## Written exercise
From the listing below, pull out all lines with "JSON" in them.

Raw records:
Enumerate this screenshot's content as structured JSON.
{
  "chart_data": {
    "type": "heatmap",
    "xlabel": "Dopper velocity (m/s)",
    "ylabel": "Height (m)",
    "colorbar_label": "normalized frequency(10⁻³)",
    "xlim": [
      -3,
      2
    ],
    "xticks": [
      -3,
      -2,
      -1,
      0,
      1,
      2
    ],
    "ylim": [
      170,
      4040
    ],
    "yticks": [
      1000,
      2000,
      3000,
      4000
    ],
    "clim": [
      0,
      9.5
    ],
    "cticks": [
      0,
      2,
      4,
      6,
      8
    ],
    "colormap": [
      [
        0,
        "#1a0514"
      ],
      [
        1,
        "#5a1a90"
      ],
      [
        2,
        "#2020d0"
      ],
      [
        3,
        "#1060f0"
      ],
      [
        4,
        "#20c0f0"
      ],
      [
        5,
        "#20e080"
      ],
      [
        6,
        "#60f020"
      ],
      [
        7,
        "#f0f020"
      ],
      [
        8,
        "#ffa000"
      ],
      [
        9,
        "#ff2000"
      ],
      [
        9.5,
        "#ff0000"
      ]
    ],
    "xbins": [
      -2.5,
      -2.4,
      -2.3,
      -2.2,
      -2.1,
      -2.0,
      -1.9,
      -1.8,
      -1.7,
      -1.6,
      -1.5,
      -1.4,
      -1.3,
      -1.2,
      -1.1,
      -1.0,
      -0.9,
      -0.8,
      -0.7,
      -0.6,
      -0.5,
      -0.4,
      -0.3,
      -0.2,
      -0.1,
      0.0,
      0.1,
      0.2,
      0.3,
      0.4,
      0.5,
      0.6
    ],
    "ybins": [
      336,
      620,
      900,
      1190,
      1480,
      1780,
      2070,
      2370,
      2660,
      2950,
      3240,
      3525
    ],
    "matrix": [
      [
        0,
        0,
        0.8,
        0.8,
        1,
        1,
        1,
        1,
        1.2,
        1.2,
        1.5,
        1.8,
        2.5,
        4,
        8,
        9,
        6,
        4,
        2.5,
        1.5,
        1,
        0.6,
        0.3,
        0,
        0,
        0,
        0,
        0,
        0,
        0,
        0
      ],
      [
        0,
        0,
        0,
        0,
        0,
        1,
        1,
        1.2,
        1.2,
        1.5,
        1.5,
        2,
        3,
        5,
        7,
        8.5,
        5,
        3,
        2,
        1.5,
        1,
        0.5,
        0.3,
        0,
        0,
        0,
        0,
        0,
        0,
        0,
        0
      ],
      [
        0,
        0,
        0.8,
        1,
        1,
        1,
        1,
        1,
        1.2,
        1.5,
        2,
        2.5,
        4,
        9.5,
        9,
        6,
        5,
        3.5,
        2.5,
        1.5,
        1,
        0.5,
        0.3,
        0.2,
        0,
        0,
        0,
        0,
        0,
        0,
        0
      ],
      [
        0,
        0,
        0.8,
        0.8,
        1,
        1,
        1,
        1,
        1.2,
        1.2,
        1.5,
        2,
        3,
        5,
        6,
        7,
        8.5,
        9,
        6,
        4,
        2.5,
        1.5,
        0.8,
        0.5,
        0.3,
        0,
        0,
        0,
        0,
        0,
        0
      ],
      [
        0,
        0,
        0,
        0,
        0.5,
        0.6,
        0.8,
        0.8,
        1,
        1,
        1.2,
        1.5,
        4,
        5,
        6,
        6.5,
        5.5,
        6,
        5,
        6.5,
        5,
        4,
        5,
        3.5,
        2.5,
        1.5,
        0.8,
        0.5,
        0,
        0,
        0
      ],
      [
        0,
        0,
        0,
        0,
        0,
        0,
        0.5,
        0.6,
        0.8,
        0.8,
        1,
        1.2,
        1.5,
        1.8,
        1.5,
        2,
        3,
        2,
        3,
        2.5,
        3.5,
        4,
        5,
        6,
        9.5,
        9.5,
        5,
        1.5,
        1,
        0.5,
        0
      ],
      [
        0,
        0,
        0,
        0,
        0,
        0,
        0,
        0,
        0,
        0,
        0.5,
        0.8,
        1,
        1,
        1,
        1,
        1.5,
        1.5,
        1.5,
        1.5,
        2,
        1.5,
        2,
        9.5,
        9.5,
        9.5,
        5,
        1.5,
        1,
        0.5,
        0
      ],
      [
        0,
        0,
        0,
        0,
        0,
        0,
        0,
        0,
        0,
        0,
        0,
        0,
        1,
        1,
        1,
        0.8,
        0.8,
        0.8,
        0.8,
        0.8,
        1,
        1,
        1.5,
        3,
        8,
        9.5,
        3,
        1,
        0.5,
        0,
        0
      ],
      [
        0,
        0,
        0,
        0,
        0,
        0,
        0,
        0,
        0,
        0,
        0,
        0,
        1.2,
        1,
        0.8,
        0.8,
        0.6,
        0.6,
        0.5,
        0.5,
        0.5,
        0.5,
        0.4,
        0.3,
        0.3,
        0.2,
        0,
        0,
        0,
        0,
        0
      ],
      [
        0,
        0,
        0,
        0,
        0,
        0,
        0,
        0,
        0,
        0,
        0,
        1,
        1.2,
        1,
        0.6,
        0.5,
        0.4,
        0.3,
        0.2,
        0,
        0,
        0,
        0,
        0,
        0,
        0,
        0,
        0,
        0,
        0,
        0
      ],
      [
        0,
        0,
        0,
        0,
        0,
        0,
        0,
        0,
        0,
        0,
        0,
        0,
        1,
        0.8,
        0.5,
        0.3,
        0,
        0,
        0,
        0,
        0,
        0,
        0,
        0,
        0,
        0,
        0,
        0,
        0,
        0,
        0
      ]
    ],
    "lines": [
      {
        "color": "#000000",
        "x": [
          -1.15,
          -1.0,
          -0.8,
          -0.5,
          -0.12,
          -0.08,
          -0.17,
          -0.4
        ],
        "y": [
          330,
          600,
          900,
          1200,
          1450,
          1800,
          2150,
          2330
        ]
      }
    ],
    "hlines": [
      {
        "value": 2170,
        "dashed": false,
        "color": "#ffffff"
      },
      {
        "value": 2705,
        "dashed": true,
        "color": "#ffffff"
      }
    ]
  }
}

---

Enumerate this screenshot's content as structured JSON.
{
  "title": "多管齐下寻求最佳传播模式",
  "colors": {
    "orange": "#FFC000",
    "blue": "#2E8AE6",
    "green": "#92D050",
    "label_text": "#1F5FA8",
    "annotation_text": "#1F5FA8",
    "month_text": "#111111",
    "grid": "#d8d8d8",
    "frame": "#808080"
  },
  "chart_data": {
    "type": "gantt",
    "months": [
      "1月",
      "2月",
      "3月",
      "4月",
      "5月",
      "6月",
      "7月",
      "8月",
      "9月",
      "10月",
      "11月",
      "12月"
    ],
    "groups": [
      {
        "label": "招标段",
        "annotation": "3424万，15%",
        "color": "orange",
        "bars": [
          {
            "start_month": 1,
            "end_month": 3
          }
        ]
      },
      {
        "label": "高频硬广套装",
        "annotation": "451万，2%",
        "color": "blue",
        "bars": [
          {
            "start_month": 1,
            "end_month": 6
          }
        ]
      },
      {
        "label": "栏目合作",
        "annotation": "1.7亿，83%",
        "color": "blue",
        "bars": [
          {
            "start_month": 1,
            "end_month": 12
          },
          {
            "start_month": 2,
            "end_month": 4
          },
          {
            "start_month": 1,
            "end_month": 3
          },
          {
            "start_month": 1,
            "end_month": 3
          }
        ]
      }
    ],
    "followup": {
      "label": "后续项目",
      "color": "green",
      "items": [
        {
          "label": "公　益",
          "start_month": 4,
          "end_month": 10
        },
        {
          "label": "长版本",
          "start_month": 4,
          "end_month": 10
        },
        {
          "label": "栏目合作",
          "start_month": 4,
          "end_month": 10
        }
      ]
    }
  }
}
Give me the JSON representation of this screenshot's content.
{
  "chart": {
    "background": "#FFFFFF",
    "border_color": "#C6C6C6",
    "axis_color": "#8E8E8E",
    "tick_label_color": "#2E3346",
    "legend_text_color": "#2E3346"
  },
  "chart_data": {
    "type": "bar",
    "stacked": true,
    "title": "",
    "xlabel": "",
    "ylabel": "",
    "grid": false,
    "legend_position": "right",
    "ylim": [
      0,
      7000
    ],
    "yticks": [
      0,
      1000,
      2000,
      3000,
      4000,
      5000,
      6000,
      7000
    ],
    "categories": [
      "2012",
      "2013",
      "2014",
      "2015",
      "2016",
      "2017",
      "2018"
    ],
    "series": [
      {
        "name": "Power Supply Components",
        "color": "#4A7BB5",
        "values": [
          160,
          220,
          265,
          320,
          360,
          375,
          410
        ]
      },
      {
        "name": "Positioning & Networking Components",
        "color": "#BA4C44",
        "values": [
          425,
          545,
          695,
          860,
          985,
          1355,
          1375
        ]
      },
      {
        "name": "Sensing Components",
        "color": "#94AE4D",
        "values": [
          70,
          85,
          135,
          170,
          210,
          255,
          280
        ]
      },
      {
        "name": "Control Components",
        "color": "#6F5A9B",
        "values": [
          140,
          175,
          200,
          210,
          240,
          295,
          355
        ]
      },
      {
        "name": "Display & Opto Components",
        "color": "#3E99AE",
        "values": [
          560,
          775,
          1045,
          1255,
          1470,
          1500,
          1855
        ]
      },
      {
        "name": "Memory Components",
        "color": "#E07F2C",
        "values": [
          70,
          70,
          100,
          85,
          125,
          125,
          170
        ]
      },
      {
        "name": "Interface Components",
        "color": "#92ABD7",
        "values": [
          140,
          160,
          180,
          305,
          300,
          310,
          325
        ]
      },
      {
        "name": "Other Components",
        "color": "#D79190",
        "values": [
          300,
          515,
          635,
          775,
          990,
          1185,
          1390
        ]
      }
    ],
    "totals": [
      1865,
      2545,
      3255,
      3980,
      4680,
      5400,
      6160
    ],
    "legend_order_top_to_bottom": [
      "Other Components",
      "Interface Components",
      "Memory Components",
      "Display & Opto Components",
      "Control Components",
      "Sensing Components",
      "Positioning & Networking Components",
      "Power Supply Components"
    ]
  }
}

* * *

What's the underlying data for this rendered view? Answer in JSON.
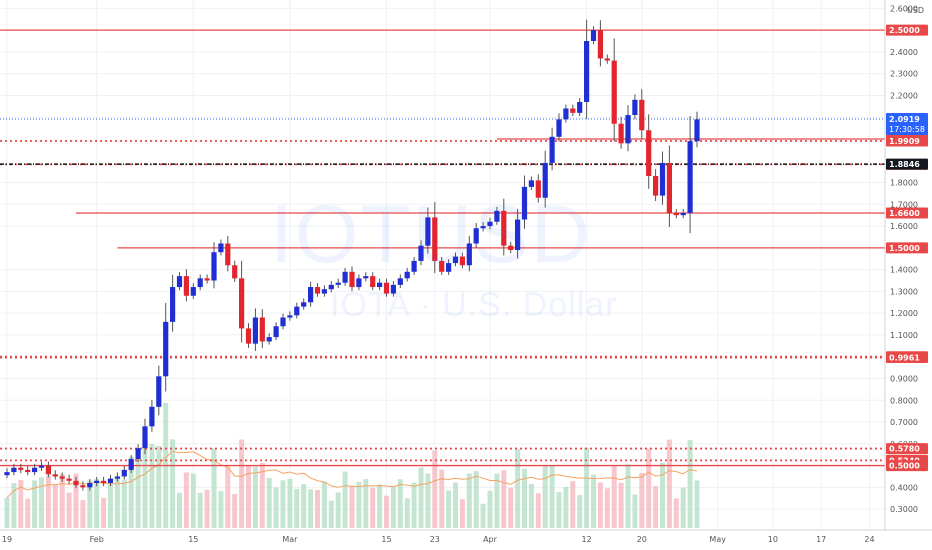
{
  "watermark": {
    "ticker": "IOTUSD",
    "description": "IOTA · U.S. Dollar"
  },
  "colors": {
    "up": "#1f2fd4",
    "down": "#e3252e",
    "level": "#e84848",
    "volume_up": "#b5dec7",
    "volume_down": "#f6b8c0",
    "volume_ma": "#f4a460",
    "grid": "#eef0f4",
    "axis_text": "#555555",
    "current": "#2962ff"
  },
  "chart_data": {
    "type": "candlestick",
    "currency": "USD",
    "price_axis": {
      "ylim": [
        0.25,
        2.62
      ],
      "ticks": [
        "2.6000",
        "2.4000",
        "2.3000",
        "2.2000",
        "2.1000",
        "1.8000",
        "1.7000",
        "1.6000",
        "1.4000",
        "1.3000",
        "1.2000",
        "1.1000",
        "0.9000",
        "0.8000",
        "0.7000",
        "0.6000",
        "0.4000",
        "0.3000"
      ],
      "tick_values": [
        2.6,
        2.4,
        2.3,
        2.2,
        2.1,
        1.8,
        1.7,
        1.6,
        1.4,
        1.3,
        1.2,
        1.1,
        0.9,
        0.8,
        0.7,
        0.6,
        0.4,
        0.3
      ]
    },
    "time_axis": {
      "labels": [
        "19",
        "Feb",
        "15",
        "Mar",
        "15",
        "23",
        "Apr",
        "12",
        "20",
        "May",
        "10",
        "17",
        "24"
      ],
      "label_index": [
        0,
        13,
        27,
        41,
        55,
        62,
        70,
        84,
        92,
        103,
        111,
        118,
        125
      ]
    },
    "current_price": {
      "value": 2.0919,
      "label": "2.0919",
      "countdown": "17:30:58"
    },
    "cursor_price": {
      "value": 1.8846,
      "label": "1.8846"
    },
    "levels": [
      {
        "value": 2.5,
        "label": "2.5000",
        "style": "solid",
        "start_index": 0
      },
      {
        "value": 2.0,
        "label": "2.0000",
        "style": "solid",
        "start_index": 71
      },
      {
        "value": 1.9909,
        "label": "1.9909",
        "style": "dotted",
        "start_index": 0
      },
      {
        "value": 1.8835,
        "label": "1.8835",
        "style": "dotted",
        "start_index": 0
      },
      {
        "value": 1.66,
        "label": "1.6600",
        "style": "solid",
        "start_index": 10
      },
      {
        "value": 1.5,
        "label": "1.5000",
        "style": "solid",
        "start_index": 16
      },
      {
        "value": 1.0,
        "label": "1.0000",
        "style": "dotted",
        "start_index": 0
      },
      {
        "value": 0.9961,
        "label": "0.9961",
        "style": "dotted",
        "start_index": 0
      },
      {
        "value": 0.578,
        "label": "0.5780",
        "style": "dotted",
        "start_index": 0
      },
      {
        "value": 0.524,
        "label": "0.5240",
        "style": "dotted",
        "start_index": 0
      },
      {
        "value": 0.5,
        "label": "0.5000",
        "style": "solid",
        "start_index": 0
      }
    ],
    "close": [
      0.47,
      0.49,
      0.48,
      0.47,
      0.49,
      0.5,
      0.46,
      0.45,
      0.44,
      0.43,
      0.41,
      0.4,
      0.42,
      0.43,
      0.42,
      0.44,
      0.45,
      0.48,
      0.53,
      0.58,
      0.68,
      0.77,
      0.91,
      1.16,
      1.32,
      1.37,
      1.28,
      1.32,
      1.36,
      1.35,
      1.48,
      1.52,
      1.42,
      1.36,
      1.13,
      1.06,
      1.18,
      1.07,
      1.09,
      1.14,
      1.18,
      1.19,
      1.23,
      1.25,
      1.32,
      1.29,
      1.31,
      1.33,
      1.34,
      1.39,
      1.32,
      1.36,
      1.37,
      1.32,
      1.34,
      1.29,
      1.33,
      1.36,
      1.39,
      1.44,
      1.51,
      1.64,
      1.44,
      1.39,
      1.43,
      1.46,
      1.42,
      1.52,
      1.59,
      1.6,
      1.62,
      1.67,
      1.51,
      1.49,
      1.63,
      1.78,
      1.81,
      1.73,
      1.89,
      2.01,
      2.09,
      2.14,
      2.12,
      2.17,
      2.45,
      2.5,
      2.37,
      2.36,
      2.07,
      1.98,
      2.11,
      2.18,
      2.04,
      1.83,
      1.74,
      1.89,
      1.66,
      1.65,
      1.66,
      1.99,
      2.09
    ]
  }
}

## Solution for this problem
Enumerate this screenshot's content as structured JSON.
Enumerate this screenshot's content as structured JSON.
Give me the JSON representation of this screenshot's content.
What's the underlying data for this rendered view? Answer in JSON.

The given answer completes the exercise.